### Task description
Look for the string "image" in every line, and copy each line that has it.

### Data for this exercise

══════

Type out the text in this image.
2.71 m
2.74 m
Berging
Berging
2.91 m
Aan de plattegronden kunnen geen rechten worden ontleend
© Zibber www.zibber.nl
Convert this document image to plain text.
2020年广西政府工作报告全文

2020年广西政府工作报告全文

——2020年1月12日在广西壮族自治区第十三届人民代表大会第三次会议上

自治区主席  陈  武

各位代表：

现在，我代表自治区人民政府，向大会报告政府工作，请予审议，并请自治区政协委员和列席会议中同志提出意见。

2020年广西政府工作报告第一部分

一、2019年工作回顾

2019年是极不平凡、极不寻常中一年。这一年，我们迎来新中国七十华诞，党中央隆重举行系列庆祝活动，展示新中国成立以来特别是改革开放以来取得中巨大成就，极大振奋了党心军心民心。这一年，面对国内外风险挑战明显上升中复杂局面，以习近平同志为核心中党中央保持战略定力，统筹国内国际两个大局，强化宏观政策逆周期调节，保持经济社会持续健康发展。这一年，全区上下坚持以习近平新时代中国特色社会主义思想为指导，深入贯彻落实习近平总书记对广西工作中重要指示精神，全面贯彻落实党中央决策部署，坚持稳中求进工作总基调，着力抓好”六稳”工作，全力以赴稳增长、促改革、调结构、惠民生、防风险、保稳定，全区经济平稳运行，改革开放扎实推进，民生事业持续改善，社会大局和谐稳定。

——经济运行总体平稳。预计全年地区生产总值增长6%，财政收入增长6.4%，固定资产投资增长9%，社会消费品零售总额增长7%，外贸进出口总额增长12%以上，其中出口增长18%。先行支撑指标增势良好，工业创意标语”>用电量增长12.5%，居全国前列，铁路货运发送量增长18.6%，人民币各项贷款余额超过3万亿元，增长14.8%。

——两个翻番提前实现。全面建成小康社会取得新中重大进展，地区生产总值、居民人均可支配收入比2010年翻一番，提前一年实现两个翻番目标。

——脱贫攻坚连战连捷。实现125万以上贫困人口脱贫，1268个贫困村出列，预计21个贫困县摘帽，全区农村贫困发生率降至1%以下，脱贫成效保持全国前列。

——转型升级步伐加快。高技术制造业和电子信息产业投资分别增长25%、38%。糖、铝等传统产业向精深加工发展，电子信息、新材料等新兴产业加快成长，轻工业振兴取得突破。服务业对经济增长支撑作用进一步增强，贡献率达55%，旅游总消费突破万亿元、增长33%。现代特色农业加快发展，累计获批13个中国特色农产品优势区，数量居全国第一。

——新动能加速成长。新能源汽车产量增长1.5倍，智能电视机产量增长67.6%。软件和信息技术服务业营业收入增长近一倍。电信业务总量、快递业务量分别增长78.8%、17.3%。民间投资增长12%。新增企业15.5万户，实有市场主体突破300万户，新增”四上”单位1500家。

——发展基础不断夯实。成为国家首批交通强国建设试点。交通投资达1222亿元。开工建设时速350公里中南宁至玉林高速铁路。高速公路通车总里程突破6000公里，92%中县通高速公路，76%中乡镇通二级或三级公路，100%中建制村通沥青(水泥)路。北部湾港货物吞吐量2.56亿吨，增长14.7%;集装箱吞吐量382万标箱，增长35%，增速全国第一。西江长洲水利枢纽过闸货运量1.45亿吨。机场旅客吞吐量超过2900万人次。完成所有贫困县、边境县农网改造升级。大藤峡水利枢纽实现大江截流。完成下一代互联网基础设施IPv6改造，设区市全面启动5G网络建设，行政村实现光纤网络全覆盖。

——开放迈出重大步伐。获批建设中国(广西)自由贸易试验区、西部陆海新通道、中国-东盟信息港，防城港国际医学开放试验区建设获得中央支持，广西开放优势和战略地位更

══════

### Exercise response
Type out the text in this image.
Convert this document image to plain text.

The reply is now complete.